Repeat each record below exactly, dropping the pictures.

◆ **Records for processing**
'''

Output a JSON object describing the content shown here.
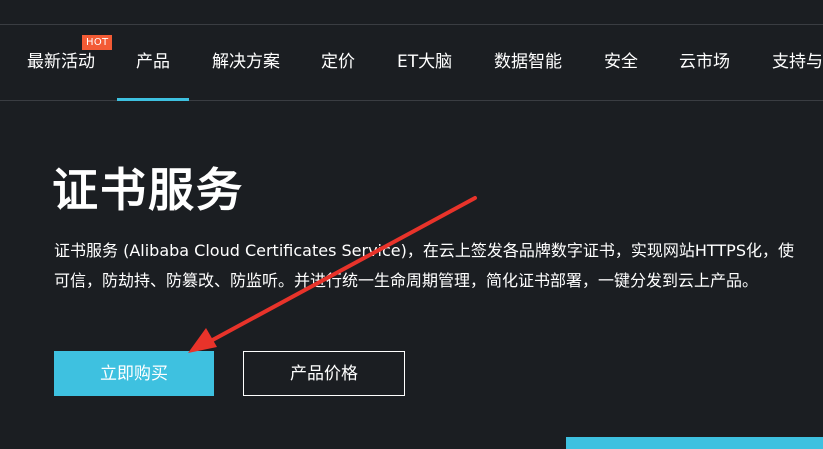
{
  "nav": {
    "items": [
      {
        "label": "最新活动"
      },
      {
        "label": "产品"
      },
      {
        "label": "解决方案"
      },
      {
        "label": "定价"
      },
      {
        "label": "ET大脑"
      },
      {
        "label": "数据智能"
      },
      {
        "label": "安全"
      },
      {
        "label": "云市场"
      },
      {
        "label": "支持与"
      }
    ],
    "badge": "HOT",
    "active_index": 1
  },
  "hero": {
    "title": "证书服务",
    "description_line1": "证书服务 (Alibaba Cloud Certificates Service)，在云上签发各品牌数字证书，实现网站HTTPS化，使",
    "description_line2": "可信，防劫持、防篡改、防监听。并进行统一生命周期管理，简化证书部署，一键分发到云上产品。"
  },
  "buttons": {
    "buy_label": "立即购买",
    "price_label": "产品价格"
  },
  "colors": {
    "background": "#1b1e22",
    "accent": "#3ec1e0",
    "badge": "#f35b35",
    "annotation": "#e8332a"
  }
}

'''

◆ **Full answer**
Output a JSON object describing the content shown here.
{
  "nav": {
    "items": [
      {
        "label": "最新活动"
      },
      {
        "label": "产品"
      },
      {
        "label": "解决方案"
      },
      {
        "label": "定价"
      },
      {
        "label": "ET大脑"
      },
      {
        "label": "数据智能"
      },
      {
        "label": "安全"
      },
      {
        "label": "云市场"
      },
      {
        "label": "支持与"
      }
    ],
    "badge": "HOT",
    "active_index": 1
  },
  "hero": {
    "title": "证书服务",
    "description_line1": "证书服务 (Alibaba Cloud Certificates Service)，在云上签发各品牌数字证书，实现网站HTTPS化，使",
    "description_line2": "可信，防劫持、防篡改、防监听。并进行统一生命周期管理，简化证书部署，一键分发到云上产品。"
  },
  "buttons": {
    "buy_label": "立即购买",
    "price_label": "产品价格"
  },
  "colors": {
    "background": "#1b1e22",
    "accent": "#3ec1e0",
    "badge": "#f35b35",
    "annotation": "#e8332a"
  }
}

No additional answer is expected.